*** PROVIDED ENTRIES
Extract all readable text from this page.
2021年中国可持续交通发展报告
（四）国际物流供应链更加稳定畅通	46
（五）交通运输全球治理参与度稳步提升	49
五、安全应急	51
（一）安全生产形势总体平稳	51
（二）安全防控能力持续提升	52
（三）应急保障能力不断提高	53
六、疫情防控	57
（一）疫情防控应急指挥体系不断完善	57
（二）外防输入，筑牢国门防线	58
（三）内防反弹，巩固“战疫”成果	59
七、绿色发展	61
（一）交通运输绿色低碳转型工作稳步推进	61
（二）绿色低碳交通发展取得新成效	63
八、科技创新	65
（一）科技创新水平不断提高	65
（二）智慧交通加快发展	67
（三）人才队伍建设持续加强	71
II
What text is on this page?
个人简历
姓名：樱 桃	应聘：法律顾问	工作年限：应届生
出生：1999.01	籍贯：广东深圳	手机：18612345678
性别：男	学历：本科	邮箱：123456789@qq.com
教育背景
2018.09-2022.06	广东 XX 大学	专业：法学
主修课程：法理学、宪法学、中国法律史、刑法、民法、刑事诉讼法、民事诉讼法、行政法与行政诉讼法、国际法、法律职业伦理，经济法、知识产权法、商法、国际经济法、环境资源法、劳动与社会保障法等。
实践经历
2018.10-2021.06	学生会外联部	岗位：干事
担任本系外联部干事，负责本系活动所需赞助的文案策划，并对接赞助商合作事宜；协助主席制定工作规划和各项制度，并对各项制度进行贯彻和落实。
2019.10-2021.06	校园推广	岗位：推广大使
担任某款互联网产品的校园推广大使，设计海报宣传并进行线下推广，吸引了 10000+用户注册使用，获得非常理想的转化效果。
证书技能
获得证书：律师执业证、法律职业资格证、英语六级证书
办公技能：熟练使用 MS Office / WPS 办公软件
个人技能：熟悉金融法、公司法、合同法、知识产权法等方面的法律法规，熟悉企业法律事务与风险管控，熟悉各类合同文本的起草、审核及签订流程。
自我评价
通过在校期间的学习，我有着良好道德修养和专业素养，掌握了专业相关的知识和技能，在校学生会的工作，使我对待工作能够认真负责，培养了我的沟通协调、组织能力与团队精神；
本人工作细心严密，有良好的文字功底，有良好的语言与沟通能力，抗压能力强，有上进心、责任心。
******
Go through the listing and copy all of it exactly.

## SOLVED PROBLEM
Extract all readable text from this page.
2021年中国可持续交通发展报告
（四）国际物流供应链更加稳定畅通	46
（五）交通运输全球治理参与度稳步提升	49
五、安全应急	51
（一）安全生产形势总体平稳	51
（二）安全防控能力持续提升	52
（三）应急保障能力不断提高	53
六、疫情防控	57
（一）疫情防控应急指挥体系不断完善	57
（二）外防输入，筑牢国门防线	58
（三）内防反弹，巩固“战疫”成果	59
七、绿色发展	61
（一）交通运输绿色低碳转型工作稳步推进	61
（二）绿色低碳交通发展取得新成效	63
八、科技创新	65
（一）科技创新水平不断提高	65
（二）智慧交通加快发展	67
（三）人才队伍建设持续加强	71
II
What text is on this page?
个人简历
姓名：樱 桃	应聘：法律顾问	工作年限：应届生
出生：1999.01	籍贯：广东深圳	手机：18612345678
性别：男	学历：本科	邮箱：123456789@qq.com
教育背景
2018.09-2022.06	广东 XX 大学	专业：法学
主修课程：法理学、宪法学、中国法律史、刑法、民法、刑事诉讼法、民事诉讼法、行政法与行政诉讼法、国际法、法律职业伦理，经济法、知识产权法、商法、国际经济法、环境资源法、劳动与社会保障法等。
实践经历
2018.10-2021.06	学生会外联部	岗位：干事
担任本系外联部干事，负责本系活动所需赞助的文案策划，并对接赞助商合作事宜；协助主席制定工作规划和各项制度，并对各项制度进行贯彻和落实。
2019.10-2021.06	校园推广	岗位：推广大使
担任某款互联网产品的校园推广大使，设计海报宣传并进行线下推广，吸引了 10000+用户注册使用，获得非常理想的转化效果。
证书技能
获得证书：律师执业证、法律职业资格证、英语六级证书
办公技能：熟练使用 MS Office / WPS 办公软件
个人技能：熟悉金融法、公司法、合同法、知识产权法等方面的法律法规，熟悉企业法律事务与风险管控，熟悉各类合同文本的起草、审核及签订流程。
自我评价
通过在校期间的学习，我有着良好道德修养和专业素养，掌握了专业相关的知识和技能，在校学生会的工作，使我对待工作能够认真负责，培养了我的沟通协调、组织能力与团队精神；
本人工作细心严密，有良好的文字功底，有良好的语言与沟通能力，抗压能力强，有上进心、责任心。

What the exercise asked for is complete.